EXCERPTED TEXT.
━━━━━━━━━━━━━━━━━━━━━━━━━━━━━━

# Diatomaceous Earth (DE) For Mite Control



## JPccusa

*Introduction*

Diatomaceous Earth, also known as D.E., diatomite, or kieselgur/kieselguhr, is a naturally occurring, soft, siliceous sedimentary rock that is easily crumbled into a fine white to off-white powder. Diatomaceous earth is made from the fossilized remains of tiny, aquatic organisms called diatoms. Their skeletons are made of a natural substance called silica. Over a long period of time, diatoms accumulated in the sediment of rivers, streams, lakes, and oceans. Today, silica deposits are mined from these areas.
As previous mentioned:


MeiKVR6 said:


> There are two types of diatomaceous earth; one is amorphous diatomaceous earth, and one is Diatomite DE. Amorphous stuff is the better of the two types, and is the only one suggested for use around human crops & livestock from what I understand. (Amorphous types, from what I've read, _are not_ a known carcinogen.) Only one type, and an especially high grade is used for ingestion in certain livestock. There's some good info on this site on the differences between the two. Wiki has some good info, and this MSDS has good info on the amorphous type.

━━━━━━━━━━━━━━━━━━━━━━━━━━━━━━

ASSIGNMENT 1.
Answer from the diatomaceous earth post:
(a) What natural substance are diatom skeletons made of?
(b) In the quoted reply, which type is the only one suggested for use around human crops and livestock?
(c) What color range does the crumbled powder have?
ASSIGNMENT 2. According to the diatomaceous earth post, diatoms accumulated in the sediment of which bodies of water? List all of them.
ASSIGNMENT 3. Write the next part of the post on diatomaceous earth for mite control, starting after its last sentence.
The lines that come after this have nothing to do with the diatomaceous earth post.

DATASET CONTENT.
━━━━━━━━━━━━━━━━━━━━━━━━━━━━━━

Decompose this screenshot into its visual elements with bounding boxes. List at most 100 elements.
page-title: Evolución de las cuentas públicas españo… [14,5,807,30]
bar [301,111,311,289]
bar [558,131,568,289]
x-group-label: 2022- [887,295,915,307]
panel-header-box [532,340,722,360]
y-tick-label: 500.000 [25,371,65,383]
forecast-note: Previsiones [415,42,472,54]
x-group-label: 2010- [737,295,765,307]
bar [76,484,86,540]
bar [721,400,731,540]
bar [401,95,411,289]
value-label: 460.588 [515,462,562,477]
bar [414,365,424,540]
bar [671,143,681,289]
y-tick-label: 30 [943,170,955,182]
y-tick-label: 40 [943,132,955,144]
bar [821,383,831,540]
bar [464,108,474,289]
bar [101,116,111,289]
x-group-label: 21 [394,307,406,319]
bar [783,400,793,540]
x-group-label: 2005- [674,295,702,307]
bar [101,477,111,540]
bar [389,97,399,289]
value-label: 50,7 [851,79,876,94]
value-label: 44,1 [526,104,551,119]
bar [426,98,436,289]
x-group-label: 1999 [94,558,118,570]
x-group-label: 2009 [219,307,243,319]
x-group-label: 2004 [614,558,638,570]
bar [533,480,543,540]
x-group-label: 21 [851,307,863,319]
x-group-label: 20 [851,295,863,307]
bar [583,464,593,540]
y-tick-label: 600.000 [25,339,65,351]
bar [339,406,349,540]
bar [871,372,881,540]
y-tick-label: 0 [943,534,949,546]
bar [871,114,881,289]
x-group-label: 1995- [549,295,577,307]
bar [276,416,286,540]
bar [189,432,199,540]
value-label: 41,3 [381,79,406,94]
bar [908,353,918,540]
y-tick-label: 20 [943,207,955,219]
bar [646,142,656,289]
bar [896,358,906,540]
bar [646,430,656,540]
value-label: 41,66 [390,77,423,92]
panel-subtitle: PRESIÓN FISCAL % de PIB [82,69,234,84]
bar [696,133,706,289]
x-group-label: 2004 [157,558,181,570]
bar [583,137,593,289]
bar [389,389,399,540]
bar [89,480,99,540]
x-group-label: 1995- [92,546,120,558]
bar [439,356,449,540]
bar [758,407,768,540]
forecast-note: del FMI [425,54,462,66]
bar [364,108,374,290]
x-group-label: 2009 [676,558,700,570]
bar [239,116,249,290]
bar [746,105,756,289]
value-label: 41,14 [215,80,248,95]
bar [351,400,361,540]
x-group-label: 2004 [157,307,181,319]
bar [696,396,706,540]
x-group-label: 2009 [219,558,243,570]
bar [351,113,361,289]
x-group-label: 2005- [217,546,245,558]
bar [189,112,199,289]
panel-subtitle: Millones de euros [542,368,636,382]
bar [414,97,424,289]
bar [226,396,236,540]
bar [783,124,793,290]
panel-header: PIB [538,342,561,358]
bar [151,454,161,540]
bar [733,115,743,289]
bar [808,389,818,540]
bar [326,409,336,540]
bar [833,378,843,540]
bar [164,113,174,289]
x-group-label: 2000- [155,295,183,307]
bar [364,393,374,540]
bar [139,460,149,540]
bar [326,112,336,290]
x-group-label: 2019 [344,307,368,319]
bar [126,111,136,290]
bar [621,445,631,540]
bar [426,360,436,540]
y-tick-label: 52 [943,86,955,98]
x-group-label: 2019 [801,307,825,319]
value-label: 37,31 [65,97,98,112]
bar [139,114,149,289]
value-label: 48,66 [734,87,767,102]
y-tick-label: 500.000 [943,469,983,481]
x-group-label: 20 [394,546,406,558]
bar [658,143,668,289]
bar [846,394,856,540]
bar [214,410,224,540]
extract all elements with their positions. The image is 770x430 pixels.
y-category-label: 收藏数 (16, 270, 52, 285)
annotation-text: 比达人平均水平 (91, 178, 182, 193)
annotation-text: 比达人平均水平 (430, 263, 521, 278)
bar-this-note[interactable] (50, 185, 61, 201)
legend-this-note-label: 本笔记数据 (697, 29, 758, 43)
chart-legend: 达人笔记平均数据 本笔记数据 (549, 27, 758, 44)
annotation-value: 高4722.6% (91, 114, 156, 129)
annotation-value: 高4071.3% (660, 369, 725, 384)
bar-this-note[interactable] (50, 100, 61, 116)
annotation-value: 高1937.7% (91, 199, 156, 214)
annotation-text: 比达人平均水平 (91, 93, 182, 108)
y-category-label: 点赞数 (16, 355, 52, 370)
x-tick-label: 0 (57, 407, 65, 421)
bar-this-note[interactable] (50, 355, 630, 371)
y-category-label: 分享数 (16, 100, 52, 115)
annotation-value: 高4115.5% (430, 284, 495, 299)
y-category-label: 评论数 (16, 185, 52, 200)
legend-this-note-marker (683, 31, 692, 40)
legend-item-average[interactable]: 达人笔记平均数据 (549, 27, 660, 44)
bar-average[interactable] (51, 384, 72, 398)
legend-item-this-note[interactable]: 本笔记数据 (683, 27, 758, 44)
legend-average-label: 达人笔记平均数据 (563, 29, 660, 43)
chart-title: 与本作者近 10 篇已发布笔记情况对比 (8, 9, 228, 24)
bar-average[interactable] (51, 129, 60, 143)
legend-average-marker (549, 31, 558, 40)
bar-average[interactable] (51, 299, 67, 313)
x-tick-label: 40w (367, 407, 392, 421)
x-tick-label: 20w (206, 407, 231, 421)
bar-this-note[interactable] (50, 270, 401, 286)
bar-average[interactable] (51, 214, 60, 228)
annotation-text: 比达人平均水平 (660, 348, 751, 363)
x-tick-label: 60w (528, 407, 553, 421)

━━━━━━━━━━━━━━━━━━━━━━━━━━━━━━

ANSWER AREA 1.
(a) Silica.
(b) Amorphous diatomaceous earth.
(c) White to off-white.

ANSWER AREA 2. Rivers, streams, lakes, oceans

ANSWER AREA 3.
** * * From this point forward, all mentioning of DE implies it is the amorphous and food grade type. * * *​*
Besides pesticides, DE can be used in skin care products, toothpastes, foods, beverages, medicines, rubbers, paints, and water filters. The Food & Drug Administration lists DE as "Generally Recognized as Safe". "Food grade" diatomaceous earth products are purified. They may be used as anticaking materials in feed, or as clarifiers for wine and beer.
DE can be used against bed bugs, cockroaches, ants, crickets, fleas, ticks, spiders, and many other pests, including *MITES*. 
DE is not poisonous and does not have to be eaten in order to be effective. Instead, it works in a purely physical/mechanical manner and insects can’t build up tolerance/immunity to it. Diatomaceous earth causes insects to dry out and die. Its sharp edges are abrasive, speeding up the process. It remains effective as long as it is kept dry (unlimited shelf life). As such, DE makes a very effective natural insecticide. 

*Product*








Due to its long (infinite) shelf life, I purchased a big bag many years ago. 6 pounds is much more than you will ever need. 








It has the consistency of corn starch, just heavier and more "drying" to the touch. 








It cakes a little (sometimes nothing) at the bottom of the cultures.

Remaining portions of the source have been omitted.